(Records from a data source)
—————

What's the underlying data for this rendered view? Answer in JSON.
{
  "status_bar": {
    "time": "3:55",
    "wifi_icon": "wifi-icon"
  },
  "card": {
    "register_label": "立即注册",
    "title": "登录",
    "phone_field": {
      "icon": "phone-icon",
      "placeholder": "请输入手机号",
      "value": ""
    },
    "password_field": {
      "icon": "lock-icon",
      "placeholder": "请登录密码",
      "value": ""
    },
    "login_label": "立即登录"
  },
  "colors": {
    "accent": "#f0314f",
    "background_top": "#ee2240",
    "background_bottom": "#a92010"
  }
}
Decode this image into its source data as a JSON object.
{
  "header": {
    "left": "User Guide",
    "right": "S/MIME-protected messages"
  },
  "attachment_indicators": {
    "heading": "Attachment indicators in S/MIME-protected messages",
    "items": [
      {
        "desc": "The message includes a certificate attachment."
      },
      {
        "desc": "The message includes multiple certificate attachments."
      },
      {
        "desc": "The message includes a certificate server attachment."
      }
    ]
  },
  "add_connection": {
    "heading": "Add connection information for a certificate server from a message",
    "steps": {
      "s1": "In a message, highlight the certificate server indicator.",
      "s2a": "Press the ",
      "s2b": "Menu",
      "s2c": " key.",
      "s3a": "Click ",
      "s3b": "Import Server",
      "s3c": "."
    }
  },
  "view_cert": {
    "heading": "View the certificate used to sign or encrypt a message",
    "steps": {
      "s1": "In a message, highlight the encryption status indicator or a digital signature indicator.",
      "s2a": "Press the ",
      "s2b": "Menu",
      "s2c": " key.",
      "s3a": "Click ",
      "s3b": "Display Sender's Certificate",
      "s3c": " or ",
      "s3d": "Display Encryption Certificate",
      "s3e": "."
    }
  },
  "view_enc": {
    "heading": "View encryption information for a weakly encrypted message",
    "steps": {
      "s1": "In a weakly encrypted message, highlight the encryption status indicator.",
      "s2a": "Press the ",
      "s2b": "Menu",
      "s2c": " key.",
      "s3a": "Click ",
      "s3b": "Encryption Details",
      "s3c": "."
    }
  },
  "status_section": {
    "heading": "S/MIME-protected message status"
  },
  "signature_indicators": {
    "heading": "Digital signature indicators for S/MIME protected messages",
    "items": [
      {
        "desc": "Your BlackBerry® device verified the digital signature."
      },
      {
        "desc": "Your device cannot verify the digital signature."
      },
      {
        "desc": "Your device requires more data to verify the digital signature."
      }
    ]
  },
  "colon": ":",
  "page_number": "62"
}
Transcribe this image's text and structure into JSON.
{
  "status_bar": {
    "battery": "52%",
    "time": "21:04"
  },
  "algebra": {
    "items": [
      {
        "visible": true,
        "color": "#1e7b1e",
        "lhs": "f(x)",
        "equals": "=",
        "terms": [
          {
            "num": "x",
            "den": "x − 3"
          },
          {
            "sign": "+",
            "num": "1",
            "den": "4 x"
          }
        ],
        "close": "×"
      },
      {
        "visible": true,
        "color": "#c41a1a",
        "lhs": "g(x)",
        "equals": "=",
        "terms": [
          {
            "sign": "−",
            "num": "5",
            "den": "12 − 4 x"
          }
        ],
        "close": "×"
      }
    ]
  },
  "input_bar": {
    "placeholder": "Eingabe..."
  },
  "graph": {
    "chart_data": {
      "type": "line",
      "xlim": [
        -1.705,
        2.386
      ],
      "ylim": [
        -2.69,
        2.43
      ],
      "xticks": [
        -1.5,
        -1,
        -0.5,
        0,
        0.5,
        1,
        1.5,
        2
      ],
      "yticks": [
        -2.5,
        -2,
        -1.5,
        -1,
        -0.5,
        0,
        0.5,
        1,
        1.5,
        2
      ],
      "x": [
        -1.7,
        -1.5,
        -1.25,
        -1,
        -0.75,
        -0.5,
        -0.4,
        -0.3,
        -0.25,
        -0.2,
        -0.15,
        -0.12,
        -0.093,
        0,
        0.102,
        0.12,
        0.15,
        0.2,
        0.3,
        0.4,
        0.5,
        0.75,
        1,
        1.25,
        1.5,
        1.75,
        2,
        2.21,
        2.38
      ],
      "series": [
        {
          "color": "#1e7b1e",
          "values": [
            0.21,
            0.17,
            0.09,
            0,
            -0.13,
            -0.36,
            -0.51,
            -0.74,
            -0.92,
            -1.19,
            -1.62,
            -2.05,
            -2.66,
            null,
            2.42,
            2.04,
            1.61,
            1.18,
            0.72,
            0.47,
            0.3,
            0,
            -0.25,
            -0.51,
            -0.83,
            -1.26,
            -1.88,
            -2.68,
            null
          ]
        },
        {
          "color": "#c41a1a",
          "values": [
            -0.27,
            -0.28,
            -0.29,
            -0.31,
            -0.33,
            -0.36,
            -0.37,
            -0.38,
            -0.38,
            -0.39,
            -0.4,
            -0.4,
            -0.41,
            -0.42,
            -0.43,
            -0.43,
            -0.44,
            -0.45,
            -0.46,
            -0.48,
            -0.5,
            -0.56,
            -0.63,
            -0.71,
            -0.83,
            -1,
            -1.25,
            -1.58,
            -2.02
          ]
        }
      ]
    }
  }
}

—————

> **What is asked**
Above are the records; copy every line in them that holds the word "messages".

> **Solution to this task**
    "right": "S/MIME-protected messages"
    "heading": "Attachment indicators in S/MIME-protected messages",
    "heading": "Digital signature indicators for S/MIME protected messages",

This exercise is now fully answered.